- **What to produce**:
Reproduce the records below exactly as given.

(Excerpt from a dataset)
## start
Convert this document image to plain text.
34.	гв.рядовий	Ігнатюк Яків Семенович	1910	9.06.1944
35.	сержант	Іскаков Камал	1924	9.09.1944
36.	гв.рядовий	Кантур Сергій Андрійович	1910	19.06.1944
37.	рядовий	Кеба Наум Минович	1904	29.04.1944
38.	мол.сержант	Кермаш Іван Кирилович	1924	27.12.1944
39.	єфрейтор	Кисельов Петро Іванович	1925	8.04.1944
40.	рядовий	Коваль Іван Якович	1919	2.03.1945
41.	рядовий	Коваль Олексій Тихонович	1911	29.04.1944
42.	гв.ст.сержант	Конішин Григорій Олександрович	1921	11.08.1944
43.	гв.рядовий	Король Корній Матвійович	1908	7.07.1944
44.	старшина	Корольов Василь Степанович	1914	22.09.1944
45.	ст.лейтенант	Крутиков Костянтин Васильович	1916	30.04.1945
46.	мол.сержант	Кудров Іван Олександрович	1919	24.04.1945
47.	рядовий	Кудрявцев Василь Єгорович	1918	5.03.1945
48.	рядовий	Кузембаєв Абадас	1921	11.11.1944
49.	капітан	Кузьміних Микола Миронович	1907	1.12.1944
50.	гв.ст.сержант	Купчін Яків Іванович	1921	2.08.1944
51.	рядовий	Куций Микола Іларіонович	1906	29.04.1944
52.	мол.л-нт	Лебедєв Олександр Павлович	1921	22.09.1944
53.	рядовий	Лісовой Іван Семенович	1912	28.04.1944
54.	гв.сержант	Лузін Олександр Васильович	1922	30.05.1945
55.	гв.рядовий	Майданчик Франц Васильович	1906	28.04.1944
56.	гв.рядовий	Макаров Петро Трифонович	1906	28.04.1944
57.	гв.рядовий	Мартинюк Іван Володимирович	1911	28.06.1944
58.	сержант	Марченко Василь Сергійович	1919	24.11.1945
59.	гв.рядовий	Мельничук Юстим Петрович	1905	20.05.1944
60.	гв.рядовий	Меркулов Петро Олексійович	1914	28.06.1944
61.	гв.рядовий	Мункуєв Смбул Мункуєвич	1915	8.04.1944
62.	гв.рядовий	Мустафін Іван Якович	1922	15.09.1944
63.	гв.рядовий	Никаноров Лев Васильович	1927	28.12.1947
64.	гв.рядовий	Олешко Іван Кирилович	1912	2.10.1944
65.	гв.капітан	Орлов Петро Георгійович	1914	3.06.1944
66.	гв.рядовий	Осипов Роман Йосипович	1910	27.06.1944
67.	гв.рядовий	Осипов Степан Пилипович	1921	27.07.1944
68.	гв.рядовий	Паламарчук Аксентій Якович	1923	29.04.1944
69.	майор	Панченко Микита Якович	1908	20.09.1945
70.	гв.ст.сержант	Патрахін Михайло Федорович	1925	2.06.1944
## end
- **Written reply**:
Convert this document image to plain text.
34.	гв.рядовий	Ігнатюк Яків Семенович	1910	9.06.1944
35.	сержант	Іскаков Камал	1924	9.09.1944
36.	гв.рядовий	Кантур Сергій Андрійович	1910	19.06.1944
37.	рядовий	Кеба Наум Минович	1904	29.04.1944
38.	мол.сержант	Кермаш Іван Кирилович	1924	27.12.1944
39.	єфрейтор	Кисельов Петро Іванович	1925	8.04.1944
40.	рядовий	Коваль Іван Якович	1919	2.03.1945
41.	рядовий	Коваль Олексій Тихонович	1911	29.04.1944
42.	гв.ст.сержант	Конішин Григорій Олександрович	1921	11.08.1944
43.	гв.рядовий	Король Корній Матвійович	1908	7.07.1944
44.	старшина	Корольов Василь Степанович	1914	22.09.1944
45.	ст.лейтенант	Крутиков Костянтин Васильович	1916	30.04.1945
46.	мол.сержант	Кудров Іван Олександрович	1919	24.04.1945
47.	рядовий	Кудрявцев Василь Єгорович	1918	5.03.1945
48.	рядовий	Кузембаєв Абадас	1921	11.11.1944
49.	капітан	Кузьміних Микола Миронович	1907	1.12.1944
50.	гв.ст.сержант	Купчін Яків Іванович	1921	2.08.1944
51.	рядовий	Куций Микола Іларіонович	1906	29.04.1944
52.	мол.л-нт	Лебедєв Олександр Павлович	1921	22.09.1944
53.	рядовий	Лісовой Іван Семенович	1912	28.04.1944
54.	гв.сержант	Лузін Олександр Васильович	1922	30.05.1945
55.	гв.рядовий	Майданчик Франц Васильович	1906	28.04.1944
56.	гв.рядовий	Макаров Петро Трифонович	1906	28.04.1944
57.	гв.рядовий	Мартинюк Іван Володимирович	1911	28.06.1944
58.	сержант	Марченко Василь Сергійович	1919	24.11.1945
59.	гв.рядовий	Мельничук Юстим Петрович	1905	20.05.1944
60.	гв.рядовий	Меркулов Петро Олексійович	1914	28.06.1944
61.	гв.рядовий	Мункуєв Смбул Мункуєвич	1915	8.04.1944
62.	гв.рядовий	Мустафін Іван Якович	1922	15.09.1944
63.	гв.рядовий	Никаноров Лев Васильович	1927	28.12.1947
64.	гв.рядовий	Олешко Іван Кирилович	1912	2.10.1944
65.	гв.капітан	Орлов Петро Георгійович	1914	3.06.1944
66.	гв.рядовий	Осипов Роман Йосипович	1910	27.06.1944
67.	гв.рядовий	Осипов Степан Пилипович	1921	27.07.1944
68.	гв.рядовий	Паламарчук Аксентій Якович	1923	29.04.1944
69.	майор	Панченко Микита Якович	1908	20.09.1945
70.	гв.ст.сержант	Патрахін Михайло Федорович	1925	2.06.1944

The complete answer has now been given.